■ Data listing ■
......

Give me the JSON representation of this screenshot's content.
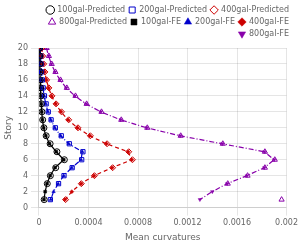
{
  "chart_data": {
    "type": "line",
    "xlabel": "Mean curvatures",
    "ylabel": "Story",
    "xlim": [
      0,
      0.002
    ],
    "ylim": [
      0,
      20
    ],
    "xticks": [
      0,
      0.0004,
      0.0008,
      0.0012,
      0.0016,
      0.002
    ],
    "yticks": [
      0,
      2,
      4,
      6,
      8,
      10,
      12,
      14,
      16,
      18,
      20
    ],
    "grid": true,
    "legend": "upper right",
    "series": [
      {
        "name": "100gal-FE",
        "type": "line",
        "color": "#000000",
        "marker": "square",
        "line_style": "solid",
        "x": [
          5e-06,
          6e-06,
          7e-06,
          8e-06,
          1e-05,
          1.2e-05,
          1.5e-05,
          1.8e-05,
          2.2e-05,
          2.8e-05,
          3.8e-05,
          5.5e-05,
          8.5e-05,
          0.00014,
          0.0002,
          0.00013,
          9e-05,
          6.5e-05,
          5e-05,
          4e-05
        ],
        "values": [
          20,
          19,
          18,
          17,
          16,
          15,
          14,
          13,
          12,
          11,
          10,
          9,
          8,
          7,
          6,
          5,
          4,
          3,
          2,
          1
        ]
      },
      {
        "name": "200gal-FE",
        "type": "line",
        "color": "#0000cc",
        "marker": "triangle",
        "line_style": "dashdot",
        "x": [
          1e-05,
          1.3e-05,
          1.6e-05,
          2e-05,
          2.5e-05,
          3.2e-05,
          4.2e-05,
          5.5e-05,
          7.2e-05,
          9.5e-05,
          0.000128,
          0.000175,
          0.00024,
          0.00035,
          0.00034,
          0.000265,
          0.0002,
          0.000155,
          0.000118,
          9.5e-05
        ],
        "values": [
          20,
          19,
          18,
          17,
          16,
          15,
          14,
          13,
          12,
          11,
          10,
          9,
          8,
          7,
          6,
          5,
          4,
          3,
          2,
          1
        ]
      },
      {
        "name": "400gal-FE",
        "type": "line",
        "color": "#cc0000",
        "marker": "diamond",
        "line_style": "dashed",
        "x": [
          2.2e-05,
          2.8e-05,
          3.6e-05,
          4.6e-05,
          6e-05,
          7.8e-05,
          0.000102,
          0.000135,
          0.000178,
          0.000235,
          0.00031,
          0.00041,
          0.000545,
          0.00072,
          0.00075,
          0.00059,
          0.000445,
          0.00034,
          0.000265,
          0.00021
        ],
        "values": [
          20,
          19,
          18,
          17,
          16,
          15,
          14,
          13,
          12,
          11,
          10,
          9,
          8,
          7,
          6,
          5,
          4,
          3,
          2,
          1
        ]
      },
      {
        "name": "800gal-FE",
        "type": "line",
        "color": "#8800aa",
        "marker": "triangle-down",
        "line_style": "dashdot",
        "x": [
          6e-05,
          7.8e-05,
          0.0001,
          0.00013,
          0.00017,
          0.00022,
          0.00029,
          0.00038,
          0.0005,
          0.00066,
          0.00087,
          0.00114,
          0.00148,
          0.00182,
          0.0019,
          0.00182,
          0.00168,
          0.00152,
          0.0014,
          0.0013
        ],
        "values": [
          20,
          19,
          18,
          17,
          16,
          15,
          14,
          13,
          12,
          11,
          10,
          9,
          8,
          7,
          6,
          5,
          4,
          3,
          2,
          1
        ]
      },
      {
        "name": "100gal-Predicted",
        "type": "scatter",
        "color": "#000000",
        "marker": "open circle",
        "line_style": "none",
        "x": [
          5e-06,
          6e-06,
          7e-06,
          9e-06,
          1.1e-05,
          1.3e-05,
          1.6e-05,
          2e-05,
          2.4e-05,
          3e-05,
          4e-05,
          5.8e-05,
          9e-05,
          0.000145,
          0.000205,
          0.000135,
          9.2e-05,
          6.7e-05,
          4.2e-05
        ],
        "values": [
          20,
          19,
          18,
          17,
          16,
          15,
          14,
          13,
          12,
          11,
          10,
          9,
          8,
          7,
          6,
          5,
          4,
          3,
          1
        ]
      },
      {
        "name": "200gal-Predicted",
        "type": "scatter",
        "color": "#0000cc",
        "marker": "open square",
        "line_style": "none",
        "x": [
          1.1e-05,
          1.4e-05,
          1.7e-05,
          2.1e-05,
          2.7e-05,
          3.4e-05,
          4.4e-05,
          5.8e-05,
          7.5e-05,
          9.8e-05,
          0.000132,
          0.00018,
          0.000245,
          0.000355,
          0.000345,
          0.000268,
          0.000202,
          0.000158,
          9.2e-05
        ],
        "values": [
          20,
          19,
          18,
          17,
          16,
          15,
          14,
          13,
          12,
          11,
          10,
          9,
          8,
          7,
          6,
          5,
          4,
          3,
          1
        ]
      },
      {
        "name": "400gal-Predicted",
        "type": "scatter",
        "color": "#cc0000",
        "marker": "open diamond",
        "line_style": "none",
        "x": [
          2.4e-05,
          3e-05,
          3.8e-05,
          4.8e-05,
          6.2e-05,
          8e-05,
          0.000105,
          0.000138,
          0.000182,
          0.00024,
          0.000315,
          0.000415,
          0.00055,
          0.000725,
          0.000755,
          0.000595,
          0.000448,
          0.000342,
          0.000215
        ],
        "values": [
          20,
          19,
          18,
          17,
          16,
          15,
          14,
          13,
          12,
          11,
          10,
          9,
          8,
          7,
          6,
          5,
          4,
          3,
          1
        ]
      },
      {
        "name": "800gal-Predicted",
        "type": "scatter",
        "color": "#8800aa",
        "marker": "open triangle",
        "line_style": "none",
        "x": [
          6.2e-05,
          8e-05,
          0.000103,
          0.000133,
          0.000174,
          0.000225,
          0.000295,
          0.000385,
          0.000505,
          0.000665,
          0.000875,
          0.001145,
          0.001485,
          0.001825,
          0.001905,
          0.001825,
          0.001685,
          0.001525,
          0.00196
        ],
        "values": [
          20,
          19,
          18,
          17,
          16,
          15,
          14,
          13,
          12,
          11,
          10,
          9,
          8,
          7,
          6,
          5,
          4,
          3,
          1
        ]
      }
    ]
  }
}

......

■ Directions for this task ■
Return the entries unchanged, save for the pictures, which do not belong in the copy.

■ Solution below ■
Give me the JSON representation of this screenshot's content.
{
  "chart_data": {
    "type": "line",
    "xlabel": "Mean curvatures",
    "ylabel": "Story",
    "xlim": [
      0,
      0.002
    ],
    "ylim": [
      0,
      20
    ],
    "xticks": [
      0,
      0.0004,
      0.0008,
      0.0012,
      0.0016,
      0.002
    ],
    "yticks": [
      0,
      2,
      4,
      6,
      8,
      10,
      12,
      14,
      16,
      18,
      20
    ],
    "grid": true,
    "legend": "upper right",
    "series": [
      {
        "name": "100gal-FE",
        "type": "line",
        "color": "#000000",
        "marker": "square",
        "line_style": "solid",
        "x": [
          5e-06,
          6e-06,
          7e-06,
          8e-06,
          1e-05,
          1.2e-05,
          1.5e-05,
          1.8e-05,
          2.2e-05,
          2.8e-05,
          3.8e-05,
          5.5e-05,
          8.5e-05,
          0.00014,
          0.0002,
          0.00013,
          9e-05,
          6.5e-05,
          5e-05,
          4e-05
        ],
        "values": [
          20,
          19,
          18,
          17,
          16,
          15,
          14,
          13,
          12,
          11,
          10,
          9,
          8,
          7,
          6,
          5,
          4,
          3,
          2,
          1
        ]
      },
      {
        "name": "200gal-FE",
        "type": "line",
        "color": "#0000cc",
        "marker": "triangle",
        "line_style": "dashdot",
        "x": [
          1e-05,
          1.3e-05,
          1.6e-05,
          2e-05,
          2.5e-05,
          3.2e-05,
          4.2e-05,
          5.5e-05,
          7.2e-05,
          9.5e-05,
          0.000128,
          0.000175,
          0.00024,
          0.00035,
          0.00034,
          0.000265,
          0.0002,
          0.000155,
          0.000118,
          9.5e-05
        ],
        "values": [
          20,
          19,
          18,
          17,
          16,
          15,
          14,
          13,
          12,
          11,
          10,
          9,
          8,
          7,
          6,
          5,
          4,
          3,
          2,
          1
        ]
      },
      {
        "name": "400gal-FE",
        "type": "line",
        "color": "#cc0000",
        "marker": "diamond",
        "line_style": "dashed",
        "x": [
          2.2e-05,
          2.8e-05,
          3.6e-05,
          4.6e-05,
          6e-05,
          7.8e-05,
          0.000102,
          0.000135,
          0.000178,
          0.000235,
          0.00031,
          0.00041,
          0.000545,
          0.00072,
          0.00075,
          0.00059,
          0.000445,
          0.00034,
          0.000265,
          0.00021
        ],
        "values": [
          20,
          19,
          18,
          17,
          16,
          15,
          14,
          13,
          12,
          11,
          10,
          9,
          8,
          7,
          6,
          5,
          4,
          3,
          2,
          1
        ]
      },
      {
        "name": "800gal-FE",
        "type": "line",
        "color": "#8800aa",
        "marker": "triangle-down",
        "line_style": "dashdot",
        "x": [
          6e-05,
          7.8e-05,
          0.0001,
          0.00013,
          0.00017,
          0.00022,
          0.00029,
          0.00038,
          0.0005,
          0.00066,
          0.00087,
          0.00114,
          0.00148,
          0.00182,
          0.0019,
          0.00182,
          0.00168,
          0.00152,
          0.0014,
          0.0013
        ],
        "values": [
          20,
          19,
          18,
          17,
          16,
          15,
          14,
          13,
          12,
          11,
          10,
          9,
          8,
          7,
          6,
          5,
          4,
          3,
          2,
          1
        ]
      },
      {
        "name": "100gal-Predicted",
        "type": "scatter",
        "color": "#000000",
        "marker": "open circle",
        "line_style": "none",
        "x": [
          5e-06,
          6e-06,
          7e-06,
          9e-06,
          1.1e-05,
          1.3e-05,
          1.6e-05,
          2e-05,
          2.4e-05,
          3e-05,
          4e-05,
          5.8e-05,
          9e-05,
          0.000145,
          0.000205,
          0.000135,
          9.2e-05,
          6.7e-05,
          4.2e-05
        ],
        "values": [
          20,
          19,
          18,
          17,
          16,
          15,
          14,
          13,
          12,
          11,
          10,
          9,
          8,
          7,
          6,
          5,
          4,
          3,
          1
        ]
      },
      {
        "name": "200gal-Predicted",
        "type": "scatter",
        "color": "#0000cc",
        "marker": "open square",
        "line_style": "none",
        "x": [
          1.1e-05,
          1.4e-05,
          1.7e-05,
          2.1e-05,
          2.7e-05,
          3.4e-05,
          4.4e-05,
          5.8e-05,
          7.5e-05,
          9.8e-05,
          0.000132,
          0.00018,
          0.000245,
          0.000355,
          0.000345,
          0.000268,
          0.000202,
          0.000158,
          9.2e-05
        ],
        "values": [
          20,
          19,
          18,
          17,
          16,
          15,
          14,
          13,
          12,
          11,
          10,
          9,
          8,
          7,
          6,
          5,
          4,
          3,
          1
        ]
      },
      {
        "name": "400gal-Predicted",
        "type": "scatter",
        "color": "#cc0000",
        "marker": "open diamond",
        "line_style": "none",
        "x": [
          2.4e-05,
          3e-05,
          3.8e-05,
          4.8e-05,
          6.2e-05,
          8e-05,
          0.000105,
          0.000138,
          0.000182,
          0.00024,
          0.000315,
          0.000415,
          0.00055,
          0.000725,
          0.000755,
          0.000595,
          0.000448,
          0.000342,
          0.000215
        ],
        "values": [
          20,
          19,
          18,
          17,
          16,
          15,
          14,
          13,
          12,
          11,
          10,
          9,
          8,
          7,
          6,
          5,
          4,
          3,
          1
        ]
      },
      {
        "name": "800gal-Predicted",
        "type": "scatter",
        "color": "#8800aa",
        "marker": "open triangle",
        "line_style": "none",
        "x": [
          6.2e-05,
          8e-05,
          0.000103,
          0.000133,
          0.000174,
          0.000225,
          0.000295,
          0.000385,
          0.000505,
          0.000665,
          0.000875,
          0.001145,
          0.001485,
          0.001825,
          0.001905,
          0.001825,
          0.001685,
          0.001525,
          0.00196
        ],
        "values": [
          20,
          19,
          18,
          17,
          16,
          15,
          14,
          13,
          12,
          11,
          10,
          9,
          8,
          7,
          6,
          5,
          4,
          3,
          1
        ]
      }
    ]
  }
}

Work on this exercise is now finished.